**AIM OF THE EXERCISE**
Transcribe the material in full. Nothing should differ except that the pictures are left out.

**SUPPLIED MATERIAL**

■ ■ ■

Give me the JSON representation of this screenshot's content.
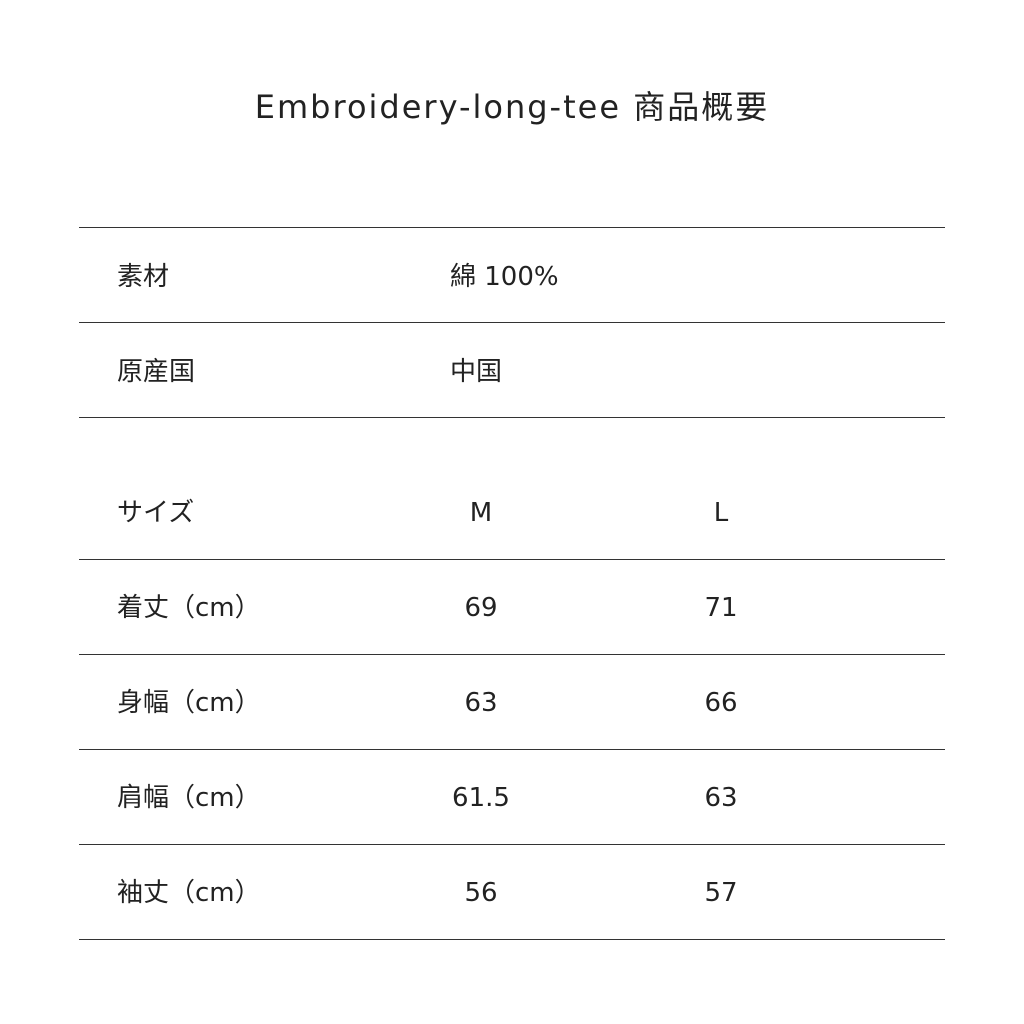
{
  "title": "Embroidery-long-tee 商品概要",
  "info": [
    {
      "label": "素材",
      "value": "綿 100%"
    },
    {
      "label": "原産国",
      "value": "中国"
    }
  ],
  "size_table": {
    "header": {
      "label": "サイズ",
      "m": "M",
      "l": "L"
    },
    "rows": [
      {
        "label": "着丈（cm）",
        "m": "69",
        "l": "71"
      },
      {
        "label": "身幅（cm）",
        "m": "63",
        "l": "66"
      },
      {
        "label": "肩幅（cm）",
        "m": "61.5",
        "l": "63"
      },
      {
        "label": "袖丈（cm）",
        "m": "56",
        "l": "57"
      }
    ]
  }
}
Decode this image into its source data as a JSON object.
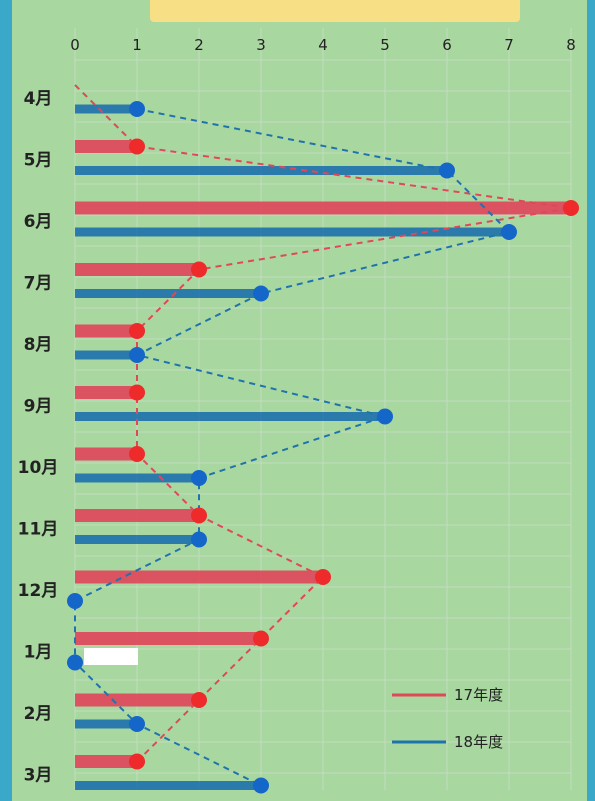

■ ■ ■

**REPLY**
Give me the JSON representation of this screenshot's content.
{
  "title": "Embroidery-long-tee 商品概要",
  "info": [
    {
      "label": "素材",
      "value": "綿 100%"
    },
    {
      "label": "原産国",
      "value": "中国"
    }
  ],
  "size_table": {
    "header": {
      "label": "サイズ",
      "m": "M",
      "l": "L"
    },
    "rows": [
      {
        "label": "着丈（cm）",
        "m": "69",
        "l": "71"
      },
      {
        "label": "身幅（cm）",
        "m": "63",
        "l": "66"
      },
      {
        "label": "肩幅（cm）",
        "m": "61.5",
        "l": "63"
      },
      {
        "label": "袖丈（cm）",
        "m": "56",
        "l": "57"
      }
    ]
  }
}
Decode this image into its source data as a JSON object.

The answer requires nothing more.